GIVEN RECORDS
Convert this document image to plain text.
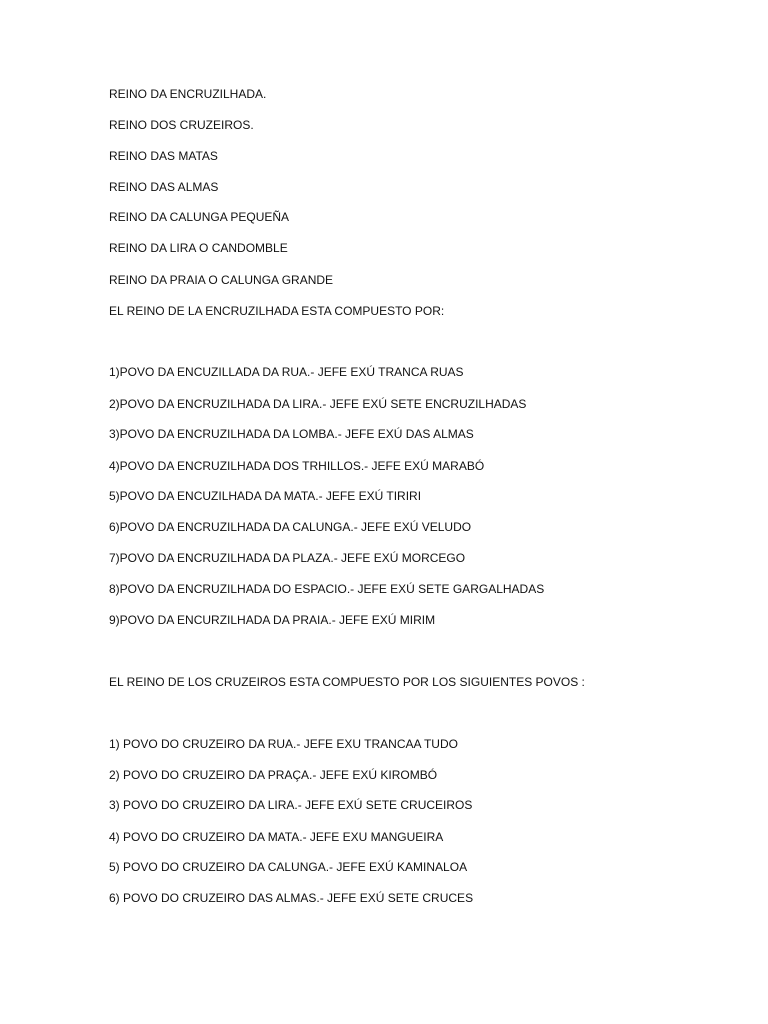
REINO DA ENCRUZILHADA.
REINO DOS CRUZEIROS.
REINO DAS MATAS
REINO DAS ALMAS
REINO DA CALUNGA PEQUEÑA
REINO DA LIRA O CANDOMBLE
REINO DA PRAIA O CALUNGA GRANDE
EL REINO DE LA ENCRUZILHADA ESTA COMPUESTO POR:
1)POVO DA ENCUZILLADA DA RUA.- JEFE EXÚ TRANCA RUAS
2)POVO DA ENCRUZILHADA DA LIRA.- JEFE EXÚ SETE ENCRUZILHADAS
3)POVO DA ENCRUZILHADA DA LOMBA.- JEFE EXÚ DAS ALMAS
4)POVO DA ENCRUZILHADA DOS TRHILLOS.- JEFE EXÚ MARABÓ
5)POVO DA ENCUZILHADA DA MATA.- JEFE EXÚ TIRIRI
6)POVO DA ENCRUZILHADA DA CALUNGA.- JEFE EXÚ VELUDO
7)POVO DA ENCRUZILHADA DA PLAZA.- JEFE EXÚ MORCEGO
8)POVO DA ENCRUZILHADA DO ESPACIO.- JEFE EXÚ SETE GARGALHADAS
9)POVO DA ENCURZILHADA DA PRAIA.- JEFE EXÚ MIRIM
EL REINO DE LOS CRUZEIROS ESTA COMPUESTO POR LOS SIGUIENTES POVOS :
1) POVO DO CRUZEIRO DA RUA.- JEFE EXU TRANCAA TUDO
2) POVO DO CRUZEIRO DA PRAÇA.- JEFE EXÚ KIROMBÓ
3) POVO DO CRUZEIRO DA LIRA.- JEFE EXÚ SETE CRUCEIROS
4) POVO DO CRUZEIRO DA MATA.- JEFE EXU MANGUEIRA
5) POVO DO CRUZEIRO DA CALUNGA.- JEFE EXÚ KAMINALOA
6) POVO DO CRUZEIRO DAS ALMAS.- JEFE EXÚ SETE CRUCES
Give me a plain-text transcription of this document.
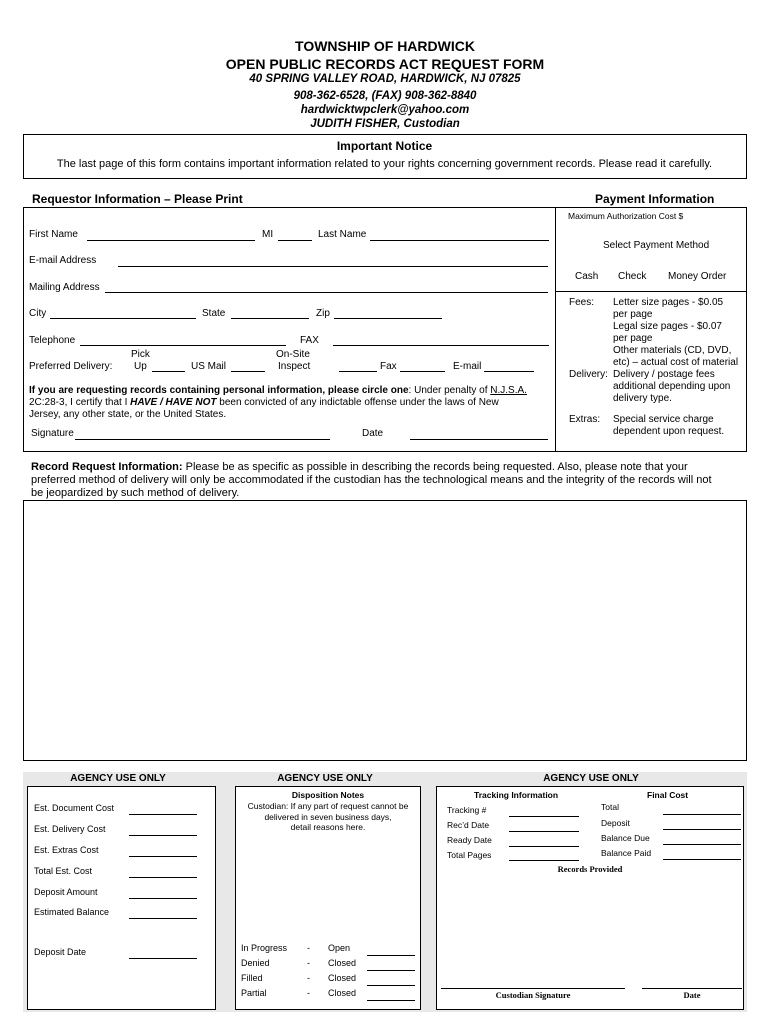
TOWNSHIP OF HARDWICK
OPEN PUBLIC RECORDS ACT REQUEST FORM
40 SPRING VALLEY ROAD, HARDWICK, NJ 07825
908-362-6528, (FAX) 908-362-8840
hardwicktwpclerk@yahoo.com
JUDITH FISHER, Custodian
Important Notice
The last page of this form contains important information related to your rights concerning government records. Please read it carefully.
Requestor Information – Please Print	Payment Information
First Name	MI	Last Name
E-mail Address
Mailing Address
City	State	Zip
Telephone	FAX
Pick	On-Site
Preferred Delivery: Up	US Mail	Inspect	Fax	E-mail
If you are requesting records containing personal information, please circle one: Under penalty of N.J.S.A.
2C:28-3, I certify that I HAVE / HAVE NOT been convicted of any indictable offense under the laws of New
Jersey, any other state, or the United States.
Signature	Date
Maximum Authorization Cost $
Select Payment Method
Cash Check Money Order
Fees: Letter size pages - $0.05
per page
Legal size pages - $0.07
per page
Other materials (CD, DVD,
etc) – actual cost of material
Delivery: Delivery / postage fees
additional depending upon
delivery type.
Extras: Special service charge
dependent upon request.
Record Request Information: Please be as specific as possible in describing the records being requested. Also, please note that your
preferred method of delivery will only be accommodated if the custodian has the technological means and the integrity of the records will not
be jeopardized by such method of delivery.
AGENCY USE ONLY	AGENCY USE ONLY	AGENCY USE ONLY
Est. Document Cost
Est. Delivery Cost
Est. Extras Cost
Total Est. Cost
Deposit Amount
Estimated Balance
Deposit Date
Disposition Notes
Custodian: If any part of request cannot be
delivered in seven business days,
detail reasons here.
In Progress - Open
Denied	- Closed
Filled	- Closed
Partial	- Closed
Tracking Information	Final Cost
Tracking #
Rec’d Date
Ready Date
Total Pages
Total
Deposit
Balance Due
Balance Paid
Records Provided
Custodian Signature	Date
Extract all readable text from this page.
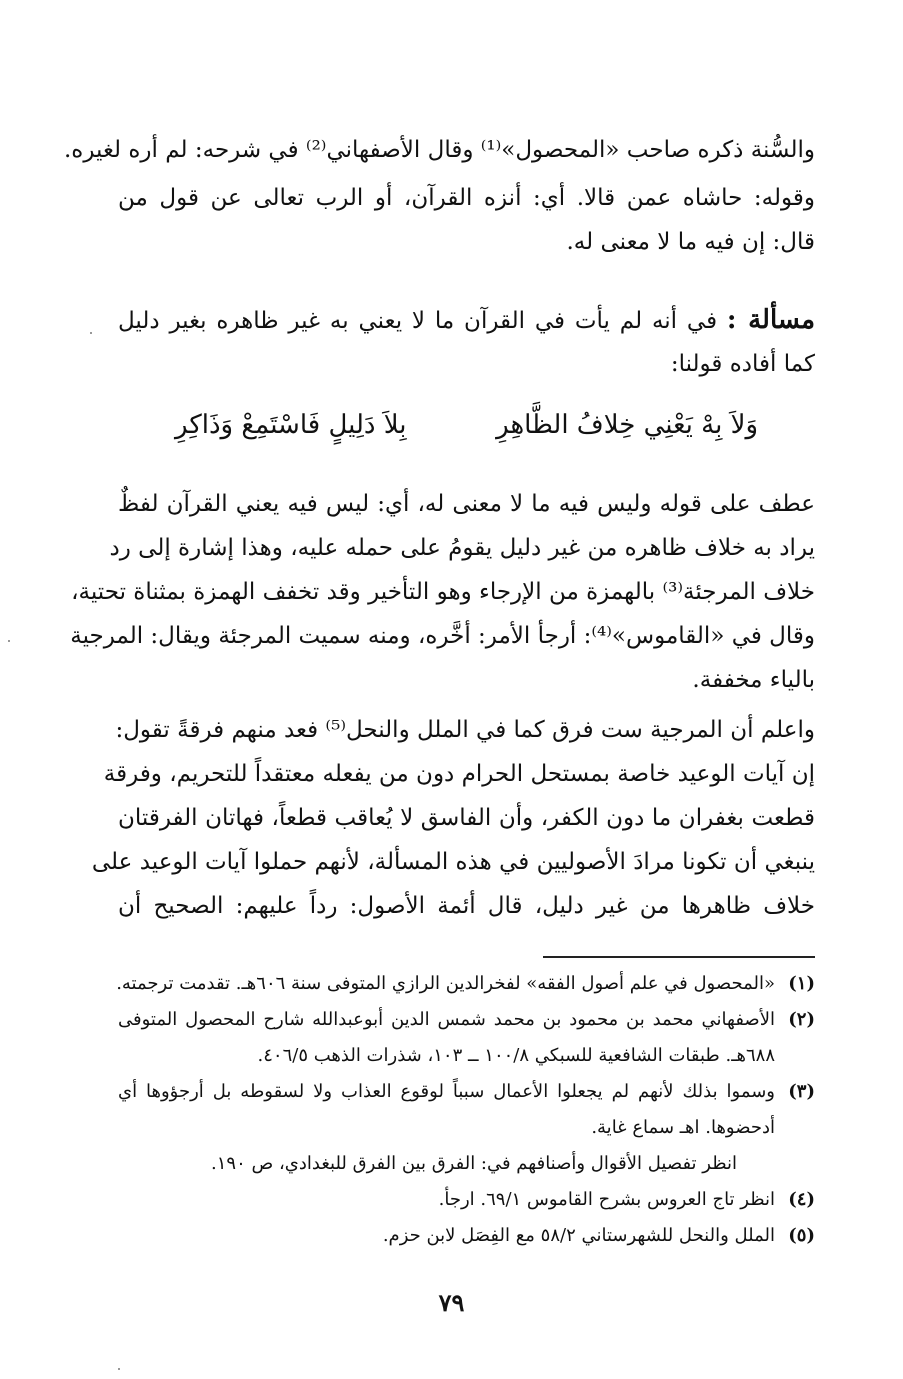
والسُّنة ذكره صاحب «المحصول»⁽¹⁾ وقال الأصفهاني⁽²⁾ في شرحه: لم أره لغيره.
وقوله: حاشاه عمن قالا. أي: أنزه القرآن، أو الرب تعالى عن قول من
قال: إن فيه ما لا معنى له.
مسألة : في أنه لم يأت في القرآن ما لا يعني به غير ظاهره بغير دليل
كما أفاده قولنا:
وَلاَ بِهْ يَعْنِي خِلافُ الظَّاهِرِ
بِلاَ دَلِيلٍ فَاسْتَمِعْ وَذَاكِرِ
عطف على قوله وليس فيه ما لا معنى له، أي: ليس فيه يعني القرآن لفظٌ
يراد به خلاف ظاهره من غير دليل يقومُ على حمله عليه، وهذا إشارة إلى رد
خلاف المرجئة⁽³⁾ بالهمزة من الإرجاء وهو التأخير وقد تخفف الهمزة بمثناة تحتية،
وقال في «القاموس»⁽⁴⁾: أرجأ الأمر: أخَّره، ومنه سميت المرجئة ويقال: المرجية
بالياء مخففة.
واعلم أن المرجية ست فرق كما في الملل والنحل⁽⁵⁾ فعد منهم فرقةً تقول:
إن آيات الوعيد خاصة بمستحل الحرام دون من يفعله معتقداً للتحريم، وفرقة
قطعت بغفران ما دون الكفر، وأن الفاسق لا يُعاقب قطعاً، فهاتان الفرقتان
ينبغي أن تكونا مرادَ الأصوليين في هذه المسألة، لأنهم حملوا آيات الوعيد على
خلاف ظاهرها من غير دليل، قال أئمة الأصول: رداً عليهم: الصحيح أن
(١)
«المحصول في علم أصول الفقه» لفخرالدين الرازي المتوفى سنة ٦٠٦هـ. تقدمت ترجمته.
(٢)
الأصفهاني محمد بن محمود بن محمد شمس الدين أبوعبدالله شارح المحصول المتوفى
٦٨٨هـ. طبقات الشافعية للسبكي ١٠٠/٨ ــ ١٠٣، شذرات الذهب ٤٠٦/٥.
(٣)
وسموا بذلك لأنهم لم يجعلوا الأعمال سبباً لوقوع العذاب ولا لسقوطه بل أرجؤوها أي
أدحضوها. اهـ سماع غاية.
انظر تفصيل الأقوال وأصنافهم في: الفرق بين الفرق للبغدادي، ص ١٩٠.
(٤)
انظر تاج العروس بشرح القاموس ٦٩/١. ارجأ.
(٥)
الملل والنحل للشهرستاني ٥٨/٢ مع الفِصَل لابن حزم.
٧٩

WORK REQUIRED
Repeat the data exactly, excluding the pictures.

RESPONSE TO THIS EXERCISE
Convert this document image to plain text.
REINO DA ENCRUZILHADA.
REINO DOS CRUZEIROS.
REINO DAS MATAS
REINO DAS ALMAS
REINO DA CALUNGA PEQUEÑA
REINO DA LIRA O CANDOMBLE
REINO DA PRAIA O CALUNGA GRANDE
EL REINO DE LA ENCRUZILHADA ESTA COMPUESTO POR:
1)POVO DA ENCUZILLADA DA RUA.- JEFE EXÚ TRANCA RUAS
2)POVO DA ENCRUZILHADA DA LIRA.- JEFE EXÚ SETE ENCRUZILHADAS
3)POVO DA ENCRUZILHADA DA LOMBA.- JEFE EXÚ DAS ALMAS
4)POVO DA ENCRUZILHADA DOS TRHILLOS.- JEFE EXÚ MARABÓ
5)POVO DA ENCUZILHADA DA MATA.- JEFE EXÚ TIRIRI
6)POVO DA ENCRUZILHADA DA CALUNGA.- JEFE EXÚ VELUDO
7)POVO DA ENCRUZILHADA DA PLAZA.- JEFE EXÚ MORCEGO
8)POVO DA ENCRUZILHADA DO ESPACIO.- JEFE EXÚ SETE GARGALHADAS
9)POVO DA ENCURZILHADA DA PRAIA.- JEFE EXÚ MIRIM
EL REINO DE LOS CRUZEIROS ESTA COMPUESTO POR LOS SIGUIENTES POVOS :
1) POVO DO CRUZEIRO DA RUA.- JEFE EXU TRANCAA TUDO
2) POVO DO CRUZEIRO DA PRAÇA.- JEFE EXÚ KIROMBÓ
3) POVO DO CRUZEIRO DA LIRA.- JEFE EXÚ SETE CRUCEIROS
4) POVO DO CRUZEIRO DA MATA.- JEFE EXU MANGUEIRA
5) POVO DO CRUZEIRO DA CALUNGA.- JEFE EXÚ KAMINALOA
6) POVO DO CRUZEIRO DAS ALMAS.- JEFE EXÚ SETE CRUCES
Give me a plain-text transcription of this document.
TOWNSHIP OF HARDWICK
OPEN PUBLIC RECORDS ACT REQUEST FORM
40 SPRING VALLEY ROAD, HARDWICK, NJ 07825
908-362-6528, (FAX) 908-362-8840
hardwicktwpclerk@yahoo.com
JUDITH FISHER, Custodian
Important Notice
The last page of this form contains important information related to your rights concerning government records. Please read it carefully.
Requestor Information – Please Print	Payment Information
First Name	MI	Last Name
E-mail Address
Mailing Address
City	State	Zip
Telephone	FAX
Pick	On-Site
Preferred Delivery: Up	US Mail	Inspect	Fax	E-mail
If you are requesting records containing personal information, please circle one: Under penalty of N.J.S.A.
2C:28-3, I certify that I HAVE / HAVE NOT been convicted of any indictable offense under the laws of New
Jersey, any other state, or the United States.
Signature	Date
Maximum Authorization Cost $
Select Payment Method
Cash Check Money Order
Fees: Letter size pages - $0.05
per page
Legal size pages - $0.07
per page
Other materials (CD, DVD,
etc) – actual cost of material
Delivery: Delivery / postage fees
additional depending upon
delivery type.
Extras: Special service charge
dependent upon request.
Record Request Information: Please be as specific as possible in describing the records being requested. Also, please note that your
preferred method of delivery will only be accommodated if the custodian has the technological means and the integrity of the records will not
be jeopardized by such method of delivery.
AGENCY USE ONLY	AGENCY USE ONLY	AGENCY USE ONLY
Est. Document Cost
Est. Delivery Cost
Est. Extras Cost
Total Est. Cost
Deposit Amount
Estimated Balance
Deposit Date
Disposition Notes
Custodian: If any part of request cannot be
delivered in seven business days,
detail reasons here.
In Progress - Open
Denied	- Closed
Filled	- Closed
Partial	- Closed
Tracking Information	Final Cost
Tracking #
Rec’d Date
Ready Date
Total Pages
Total
Deposit
Balance Due
Balance Paid
Records Provided
Custodian Signature	Date
Extract all readable text from this page.
والسُّنة ذكره صاحب «المحصول»⁽¹⁾ وقال الأصفهاني⁽²⁾ في شرحه: لم أره لغيره.
وقوله: حاشاه عمن قالا. أي: أنزه القرآن، أو الرب تعالى عن قول من
قال: إن فيه ما لا معنى له.
مسألة : في أنه لم يأت في القرآن ما لا يعني به غير ظاهره بغير دليل
كما أفاده قولنا:
وَلاَ بِهْ يَعْنِي خِلافُ الظَّاهِرِ
بِلاَ دَلِيلٍ فَاسْتَمِعْ وَذَاكِرِ
عطف على قوله وليس فيه ما لا معنى له، أي: ليس فيه يعني القرآن لفظٌ
يراد به خلاف ظاهره من غير دليل يقومُ على حمله عليه، وهذا إشارة إلى رد
خلاف المرجئة⁽³⁾ بالهمزة من الإرجاء وهو التأخير وقد تخفف الهمزة بمثناة تحتية،
وقال في «القاموس»⁽⁴⁾: أرجأ الأمر: أخَّره، ومنه سميت المرجئة ويقال: المرجية
بالياء مخففة.
واعلم أن المرجية ست فرق كما في الملل والنحل⁽⁵⁾ فعد منهم فرقةً تقول:
إن آيات الوعيد خاصة بمستحل الحرام دون من يفعله معتقداً للتحريم، وفرقة
قطعت بغفران ما دون الكفر، وأن الفاسق لا يُعاقب قطعاً، فهاتان الفرقتان
ينبغي أن تكونا مرادَ الأصوليين في هذه المسألة، لأنهم حملوا آيات الوعيد على
خلاف ظاهرها من غير دليل، قال أئمة الأصول: رداً عليهم: الصحيح أن
(١)
«المحصول في علم أصول الفقه» لفخرالدين الرازي المتوفى سنة ٦٠٦هـ. تقدمت ترجمته.
(٢)
الأصفهاني محمد بن محمود بن محمد شمس الدين أبوعبدالله شارح المحصول المتوفى
٦٨٨هـ. طبقات الشافعية للسبكي ١٠٠/٨ ــ ١٠٣، شذرات الذهب ٤٠٦/٥.
(٣)
وسموا بذلك لأنهم لم يجعلوا الأعمال سبباً لوقوع العذاب ولا لسقوطه بل أرجؤوها أي
أدحضوها. اهـ سماع غاية.
انظر تفصيل الأقوال وأصنافهم في: الفرق بين الفرق للبغدادي، ص ١٩٠.
(٤)
انظر تاج العروس بشرح القاموس ٦٩/١. ارجأ.
(٥)
الملل والنحل للشهرستاني ٥٨/٢ مع الفِصَل لابن حزم.
٧٩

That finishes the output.